§ Exercise details: Reproduce the listing below in its entirety. Change nothing.

§ Data for this exercise:
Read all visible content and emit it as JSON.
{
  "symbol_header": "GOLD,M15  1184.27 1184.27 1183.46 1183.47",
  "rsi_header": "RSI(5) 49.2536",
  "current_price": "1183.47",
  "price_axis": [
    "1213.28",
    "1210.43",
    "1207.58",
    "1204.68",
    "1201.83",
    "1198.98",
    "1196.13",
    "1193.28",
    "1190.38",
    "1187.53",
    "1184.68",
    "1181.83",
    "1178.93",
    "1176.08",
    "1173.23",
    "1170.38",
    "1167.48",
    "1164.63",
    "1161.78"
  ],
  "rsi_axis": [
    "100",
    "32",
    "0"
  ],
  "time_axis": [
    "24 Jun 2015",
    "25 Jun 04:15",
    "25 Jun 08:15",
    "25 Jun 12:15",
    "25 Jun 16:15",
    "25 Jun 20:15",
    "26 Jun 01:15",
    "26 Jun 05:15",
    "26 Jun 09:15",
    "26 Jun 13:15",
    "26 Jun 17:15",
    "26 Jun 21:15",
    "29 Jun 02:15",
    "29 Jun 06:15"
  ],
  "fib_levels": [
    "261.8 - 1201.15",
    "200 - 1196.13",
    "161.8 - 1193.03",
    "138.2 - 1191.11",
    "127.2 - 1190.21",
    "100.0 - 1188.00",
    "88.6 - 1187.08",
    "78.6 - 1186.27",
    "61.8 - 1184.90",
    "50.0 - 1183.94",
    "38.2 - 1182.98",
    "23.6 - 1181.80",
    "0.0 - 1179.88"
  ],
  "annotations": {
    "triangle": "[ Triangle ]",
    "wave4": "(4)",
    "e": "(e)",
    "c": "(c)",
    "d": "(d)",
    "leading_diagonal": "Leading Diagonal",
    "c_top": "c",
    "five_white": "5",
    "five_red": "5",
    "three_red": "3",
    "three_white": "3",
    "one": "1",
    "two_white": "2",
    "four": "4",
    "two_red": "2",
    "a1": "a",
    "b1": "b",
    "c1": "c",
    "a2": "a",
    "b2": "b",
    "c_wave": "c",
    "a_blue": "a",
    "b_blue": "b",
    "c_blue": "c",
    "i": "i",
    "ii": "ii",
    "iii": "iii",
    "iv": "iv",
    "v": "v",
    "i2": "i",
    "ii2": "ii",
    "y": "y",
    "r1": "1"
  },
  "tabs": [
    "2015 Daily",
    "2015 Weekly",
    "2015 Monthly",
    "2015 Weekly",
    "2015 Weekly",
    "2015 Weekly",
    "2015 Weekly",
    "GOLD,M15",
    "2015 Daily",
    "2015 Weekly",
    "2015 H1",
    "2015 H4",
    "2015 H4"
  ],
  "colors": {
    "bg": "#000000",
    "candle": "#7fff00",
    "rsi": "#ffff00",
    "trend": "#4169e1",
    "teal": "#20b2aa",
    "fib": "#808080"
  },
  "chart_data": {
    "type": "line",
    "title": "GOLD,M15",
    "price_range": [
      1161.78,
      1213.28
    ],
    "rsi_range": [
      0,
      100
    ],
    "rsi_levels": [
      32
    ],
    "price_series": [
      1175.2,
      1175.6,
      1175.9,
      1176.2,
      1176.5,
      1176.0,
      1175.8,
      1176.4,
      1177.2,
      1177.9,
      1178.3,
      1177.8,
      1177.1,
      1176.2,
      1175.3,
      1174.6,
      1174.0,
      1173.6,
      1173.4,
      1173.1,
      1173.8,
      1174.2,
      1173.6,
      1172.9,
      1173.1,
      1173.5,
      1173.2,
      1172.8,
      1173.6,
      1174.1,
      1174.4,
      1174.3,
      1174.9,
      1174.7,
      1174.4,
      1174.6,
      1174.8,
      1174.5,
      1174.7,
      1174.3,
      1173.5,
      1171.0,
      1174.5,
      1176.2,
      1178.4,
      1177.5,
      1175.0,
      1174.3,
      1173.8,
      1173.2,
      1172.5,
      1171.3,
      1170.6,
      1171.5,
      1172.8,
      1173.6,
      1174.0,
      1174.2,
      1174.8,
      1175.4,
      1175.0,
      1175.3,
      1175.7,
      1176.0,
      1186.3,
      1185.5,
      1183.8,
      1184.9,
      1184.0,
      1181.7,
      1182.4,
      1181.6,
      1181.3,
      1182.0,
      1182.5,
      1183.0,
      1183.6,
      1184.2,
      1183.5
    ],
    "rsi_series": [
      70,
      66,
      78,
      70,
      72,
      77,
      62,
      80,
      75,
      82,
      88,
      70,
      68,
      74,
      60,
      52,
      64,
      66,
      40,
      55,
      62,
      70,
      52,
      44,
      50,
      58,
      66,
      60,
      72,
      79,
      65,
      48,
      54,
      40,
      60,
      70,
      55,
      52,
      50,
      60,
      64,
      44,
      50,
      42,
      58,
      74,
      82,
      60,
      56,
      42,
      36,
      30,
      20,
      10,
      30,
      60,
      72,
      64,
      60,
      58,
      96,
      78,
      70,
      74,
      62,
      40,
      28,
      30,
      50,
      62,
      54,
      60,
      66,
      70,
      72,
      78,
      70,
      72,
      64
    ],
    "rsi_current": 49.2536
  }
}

§ Full answer:
Read all visible content and emit it as JSON.
{
  "symbol_header": "GOLD,M15  1184.27 1184.27 1183.46 1183.47",
  "rsi_header": "RSI(5) 49.2536",
  "current_price": "1183.47",
  "price_axis": [
    "1213.28",
    "1210.43",
    "1207.58",
    "1204.68",
    "1201.83",
    "1198.98",
    "1196.13",
    "1193.28",
    "1190.38",
    "1187.53",
    "1184.68",
    "1181.83",
    "1178.93",
    "1176.08",
    "1173.23",
    "1170.38",
    "1167.48",
    "1164.63",
    "1161.78"
  ],
  "rsi_axis": [
    "100",
    "32",
    "0"
  ],
  "time_axis": [
    "24 Jun 2015",
    "25 Jun 04:15",
    "25 Jun 08:15",
    "25 Jun 12:15",
    "25 Jun 16:15",
    "25 Jun 20:15",
    "26 Jun 01:15",
    "26 Jun 05:15",
    "26 Jun 09:15",
    "26 Jun 13:15",
    "26 Jun 17:15",
    "26 Jun 21:15",
    "29 Jun 02:15",
    "29 Jun 06:15"
  ],
  "fib_levels": [
    "261.8 - 1201.15",
    "200 - 1196.13",
    "161.8 - 1193.03",
    "138.2 - 1191.11",
    "127.2 - 1190.21",
    "100.0 - 1188.00",
    "88.6 - 1187.08",
    "78.6 - 1186.27",
    "61.8 - 1184.90",
    "50.0 - 1183.94",
    "38.2 - 1182.98",
    "23.6 - 1181.80",
    "0.0 - 1179.88"
  ],
  "annotations": {
    "triangle": "[ Triangle ]",
    "wave4": "(4)",
    "e": "(e)",
    "c": "(c)",
    "d": "(d)",
    "leading_diagonal": "Leading Diagonal",
    "c_top": "c",
    "five_white": "5",
    "five_red": "5",
    "three_red": "3",
    "three_white": "3",
    "one": "1",
    "two_white": "2",
    "four": "4",
    "two_red": "2",
    "a1": "a",
    "b1": "b",
    "c1": "c",
    "a2": "a",
    "b2": "b",
    "c_wave": "c",
    "a_blue": "a",
    "b_blue": "b",
    "c_blue": "c",
    "i": "i",
    "ii": "ii",
    "iii": "iii",
    "iv": "iv",
    "v": "v",
    "i2": "i",
    "ii2": "ii",
    "y": "y",
    "r1": "1"
  },
  "tabs": [
    "2015 Daily",
    "2015 Weekly",
    "2015 Monthly",
    "2015 Weekly",
    "2015 Weekly",
    "2015 Weekly",
    "2015 Weekly",
    "GOLD,M15",
    "2015 Daily",
    "2015 Weekly",
    "2015 H1",
    "2015 H4",
    "2015 H4"
  ],
  "colors": {
    "bg": "#000000",
    "candle": "#7fff00",
    "rsi": "#ffff00",
    "trend": "#4169e1",
    "teal": "#20b2aa",
    "fib": "#808080"
  },
  "chart_data": {
    "type": "line",
    "title": "GOLD,M15",
    "price_range": [
      1161.78,
      1213.28
    ],
    "rsi_range": [
      0,
      100
    ],
    "rsi_levels": [
      32
    ],
    "price_series": [
      1175.2,
      1175.6,
      1175.9,
      1176.2,
      1176.5,
      1176.0,
      1175.8,
      1176.4,
      1177.2,
      1177.9,
      1178.3,
      1177.8,
      1177.1,
      1176.2,
      1175.3,
      1174.6,
      1174.0,
      1173.6,
      1173.4,
      1173.1,
      1173.8,
      1174.2,
      1173.6,
      1172.9,
      1173.1,
      1173.5,
      1173.2,
      1172.8,
      1173.6,
      1174.1,
      1174.4,
      1174.3,
      1174.9,
      1174.7,
      1174.4,
      1174.6,
      1174.8,
      1174.5,
      1174.7,
      1174.3,
      1173.5,
      1171.0,
      1174.5,
      1176.2,
      1178.4,
      1177.5,
      1175.0,
      1174.3,
      1173.8,
      1173.2,
      1172.5,
      1171.3,
      1170.6,
      1171.5,
      1172.8,
      1173.6,
      1174.0,
      1174.2,
      1174.8,
      1175.4,
      1175.0,
      1175.3,
      1175.7,
      1176.0,
      1186.3,
      1185.5,
      1183.8,
      1184.9,
      1184.0,
      1181.7,
      1182.4,
      1181.6,
      1181.3,
      1182.0,
      1182.5,
      1183.0,
      1183.6,
      1184.2,
      1183.5
    ],
    "rsi_series": [
      70,
      66,
      78,
      70,
      72,
      77,
      62,
      80,
      75,
      82,
      88,
      70,
      68,
      74,
      60,
      52,
      64,
      66,
      40,
      55,
      62,
      70,
      52,
      44,
      50,
      58,
      66,
      60,
      72,
      79,
      65,
      48,
      54,
      40,
      60,
      70,
      55,
      52,
      50,
      60,
      64,
      44,
      50,
      42,
      58,
      74,
      82,
      60,
      56,
      42,
      36,
      30,
      20,
      10,
      30,
      60,
      72,
      64,
      60,
      58,
      96,
      78,
      70,
      74,
      62,
      40,
      28,
      30,
      50,
      62,
      54,
      60,
      66,
      70,
      72,
      78,
      70,
      72,
      64
    ],
    "rsi_current": 49.2536
  }
}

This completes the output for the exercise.